## Required action:
Go through the records and give each one again exactly.

## Page records with their text:
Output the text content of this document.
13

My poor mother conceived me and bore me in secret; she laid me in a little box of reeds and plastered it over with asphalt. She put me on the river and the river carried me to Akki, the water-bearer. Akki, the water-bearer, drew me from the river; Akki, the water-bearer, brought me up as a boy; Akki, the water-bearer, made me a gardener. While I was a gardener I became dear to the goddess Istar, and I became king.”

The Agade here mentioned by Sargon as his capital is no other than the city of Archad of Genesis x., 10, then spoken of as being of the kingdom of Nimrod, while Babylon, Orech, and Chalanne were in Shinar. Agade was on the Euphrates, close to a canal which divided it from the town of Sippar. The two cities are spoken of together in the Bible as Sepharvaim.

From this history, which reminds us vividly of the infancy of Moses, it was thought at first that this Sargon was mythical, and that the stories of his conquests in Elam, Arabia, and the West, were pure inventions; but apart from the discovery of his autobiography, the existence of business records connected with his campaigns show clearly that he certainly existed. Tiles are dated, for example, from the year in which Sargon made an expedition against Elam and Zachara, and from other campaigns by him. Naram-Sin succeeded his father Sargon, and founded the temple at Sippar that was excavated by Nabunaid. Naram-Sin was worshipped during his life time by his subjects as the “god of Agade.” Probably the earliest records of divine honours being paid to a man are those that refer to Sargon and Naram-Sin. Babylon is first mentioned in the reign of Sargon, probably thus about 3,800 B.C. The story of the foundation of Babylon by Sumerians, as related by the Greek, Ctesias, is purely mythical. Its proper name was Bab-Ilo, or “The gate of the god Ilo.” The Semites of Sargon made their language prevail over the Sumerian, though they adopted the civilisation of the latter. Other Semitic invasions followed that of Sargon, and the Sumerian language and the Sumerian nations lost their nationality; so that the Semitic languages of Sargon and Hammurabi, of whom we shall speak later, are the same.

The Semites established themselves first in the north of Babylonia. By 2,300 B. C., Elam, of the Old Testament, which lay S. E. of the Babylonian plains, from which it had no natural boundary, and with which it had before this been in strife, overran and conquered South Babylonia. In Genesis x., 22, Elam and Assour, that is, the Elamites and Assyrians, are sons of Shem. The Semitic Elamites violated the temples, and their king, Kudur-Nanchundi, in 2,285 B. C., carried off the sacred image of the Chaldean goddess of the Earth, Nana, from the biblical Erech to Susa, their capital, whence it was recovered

## Answer box:
Output the text content of this document.
13

My poor mother conceived me and bore me in secret; she laid me in a little box of reeds and plastered it over with asphalt. She put me on the river and the river carried me to Akki, the water-bearer. Akki, the water-bearer, drew me from the river; Akki, the water-bearer, brought me up as a boy; Akki, the water-bearer, made me a gardener. While I was a gardener I became dear to the goddess Istar, and I became king.”

The Agade here mentioned by Sargon as his capital is no other than the city of Archad of Genesis x., 10, then spoken of as being of the kingdom of Nimrod, while Babylon, Orech, and Chalanne were in Shinar. Agade was on the Euphrates, close to a canal which divided it from the town of Sippar. The two cities are spoken of together in the Bible as Sepharvaim.

From this history, which reminds us vividly of the infancy of Moses, it was thought at first that this Sargon was mythical, and that the stories of his conquests in Elam, Arabia, and the West, were pure inventions; but apart from the discovery of his autobiography, the existence of business records connected with his campaigns show clearly that he certainly existed. Tiles are dated, for example, from the year in which Sargon made an expedition against Elam and Zachara, and from other campaigns by him. Naram-Sin succeeded his father Sargon, and founded the temple at Sippar that was excavated by Nabunaid. Naram-Sin was worshipped during his life time by his subjects as the “god of Agade.” Probably the earliest records of divine honours being paid to a man are those that refer to Sargon and Naram-Sin. Babylon is first mentioned in the reign of Sargon, probably thus about 3,800 B.C. The story of the foundation of Babylon by Sumerians, as related by the Greek, Ctesias, is purely mythical. Its proper name was Bab-Ilo, or “The gate of the god Ilo.” The Semites of Sargon made their language prevail over the Sumerian, though they adopted the civilisation of the latter. Other Semitic invasions followed that of Sargon, and the Sumerian language and the Sumerian nations lost their nationality; so that the Semitic languages of Sargon and Hammurabi, of whom we shall speak later, are the same.

The Semites established themselves first in the north of Babylonia. By 2,300 B. C., Elam, of the Old Testament, which lay S. E. of the Babylonian plains, from which it had no natural boundary, and with which it had before this been in strife, overran and conquered South Babylonia. In Genesis x., 22, Elam and Assour, that is, the Elamites and Assyrians, are sons of Shem. The Semitic Elamites violated the temples, and their king, Kudur-Nanchundi, in 2,285 B. C., carried off the sacred image of the Chaldean goddess of the Earth, Nana, from the biblical Erech to Susa, their capital, whence it was recovered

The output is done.